### Records provided

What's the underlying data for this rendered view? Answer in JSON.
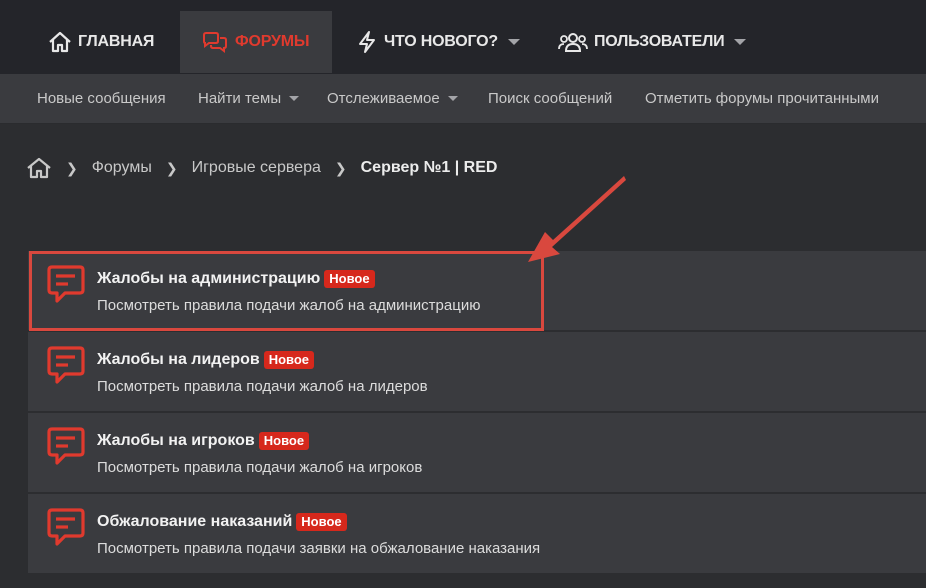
{
  "topnav": {
    "tabs": [
      {
        "label": "ГЛАВНАЯ",
        "icon": "home-icon",
        "active": false,
        "dropdown": false
      },
      {
        "label": "ФОРУМЫ",
        "icon": "comments-icon",
        "active": true,
        "dropdown": false
      },
      {
        "label": "ЧТО НОВОГО?",
        "icon": "bolt-icon",
        "active": false,
        "dropdown": true
      },
      {
        "label": "ПОЛЬЗОВАТЕЛИ",
        "icon": "users-icon",
        "active": false,
        "dropdown": true
      }
    ]
  },
  "subnav": {
    "items": [
      {
        "label": "Новые сообщения",
        "dropdown": false
      },
      {
        "label": "Найти темы",
        "dropdown": true
      },
      {
        "label": "Отслеживаемое",
        "dropdown": true
      },
      {
        "label": "Поиск сообщений",
        "dropdown": false
      },
      {
        "label": "Отметить форумы прочитанными",
        "dropdown": false
      }
    ]
  },
  "breadcrumb": {
    "home_icon": "home-icon",
    "items": [
      "Форумы",
      "Игровые сервера"
    ],
    "current": "Сервер №1 | RED"
  },
  "forums": [
    {
      "title": "Жалобы на администрацию",
      "badge": "Новое",
      "description": "Посмотреть правила подачи жалоб на администрацию"
    },
    {
      "title": "Жалобы на лидеров",
      "badge": "Новое",
      "description": "Посмотреть правила подачи жалоб на лидеров"
    },
    {
      "title": "Жалобы на игроков",
      "badge": "Новое",
      "description": "Посмотреть правила подачи жалоб на игроков"
    },
    {
      "title": "Обжалование наказаний",
      "badge": "Новое",
      "description": "Посмотреть правила подачи заявки на обжалование наказания"
    }
  ],
  "colors": {
    "accent": "#e03a2e",
    "badge": "#d6281c",
    "annotation": "#d9483e",
    "background": "#2c2d30",
    "panel": "#3a3b3f"
  }
}
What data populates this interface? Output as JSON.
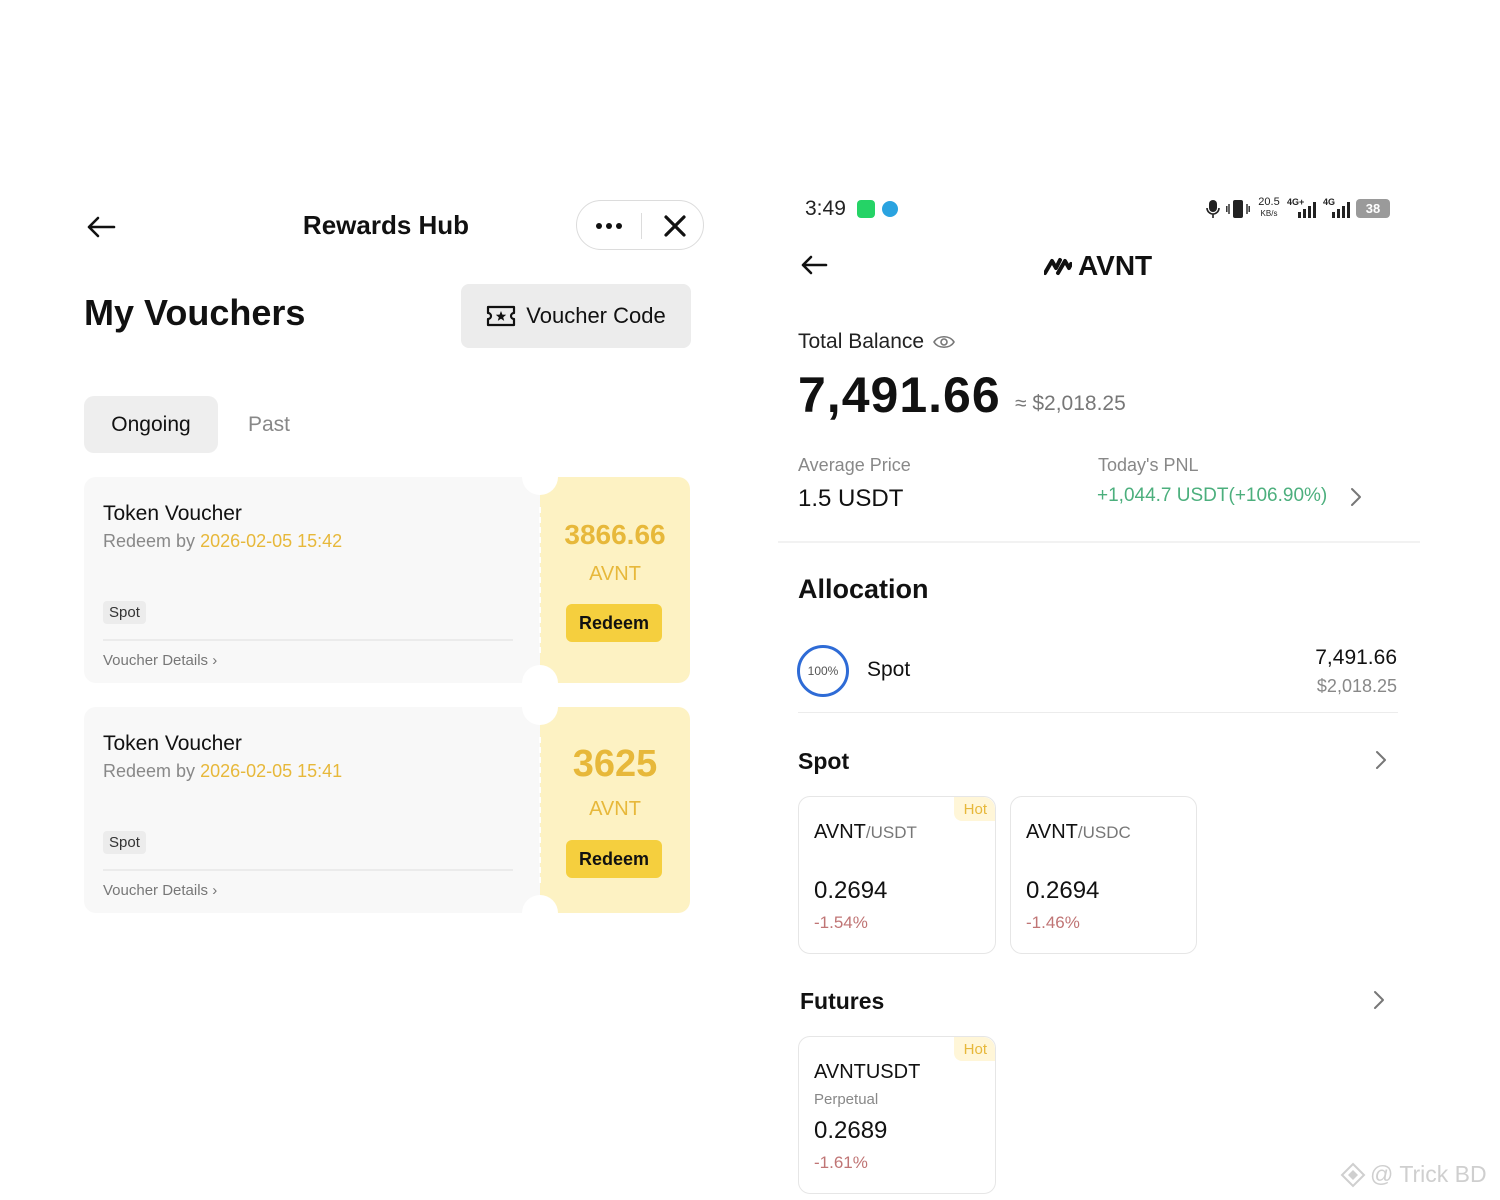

### Objective
Exclude the pictures and repeat every other part of the records word for word.

### Answer to the task
What's the underlying data for this rendered view? Answer in JSON.
{
  "topnav": {
    "tabs": [
      {
        "label": "ГЛАВНАЯ",
        "icon": "home-icon",
        "active": false,
        "dropdown": false
      },
      {
        "label": "ФОРУМЫ",
        "icon": "comments-icon",
        "active": true,
        "dropdown": false
      },
      {
        "label": "ЧТО НОВОГО?",
        "icon": "bolt-icon",
        "active": false,
        "dropdown": true
      },
      {
        "label": "ПОЛЬЗОВАТЕЛИ",
        "icon": "users-icon",
        "active": false,
        "dropdown": true
      }
    ]
  },
  "subnav": {
    "items": [
      {
        "label": "Новые сообщения",
        "dropdown": false
      },
      {
        "label": "Найти темы",
        "dropdown": true
      },
      {
        "label": "Отслеживаемое",
        "dropdown": true
      },
      {
        "label": "Поиск сообщений",
        "dropdown": false
      },
      {
        "label": "Отметить форумы прочитанными",
        "dropdown": false
      }
    ]
  },
  "breadcrumb": {
    "home_icon": "home-icon",
    "items": [
      "Форумы",
      "Игровые сервера"
    ],
    "current": "Сервер №1 | RED"
  },
  "forums": [
    {
      "title": "Жалобы на администрацию",
      "badge": "Новое",
      "description": "Посмотреть правила подачи жалоб на администрацию"
    },
    {
      "title": "Жалобы на лидеров",
      "badge": "Новое",
      "description": "Посмотреть правила подачи жалоб на лидеров"
    },
    {
      "title": "Жалобы на игроков",
      "badge": "Новое",
      "description": "Посмотреть правила подачи жалоб на игроков"
    },
    {
      "title": "Обжалование наказаний",
      "badge": "Новое",
      "description": "Посмотреть правила подачи заявки на обжалование наказания"
    }
  ],
  "colors": {
    "accent": "#e03a2e",
    "badge": "#d6281c",
    "annotation": "#d9483e",
    "background": "#2c2d30",
    "panel": "#3a3b3f"
  }
}
What data populates this interface? Output as JSON.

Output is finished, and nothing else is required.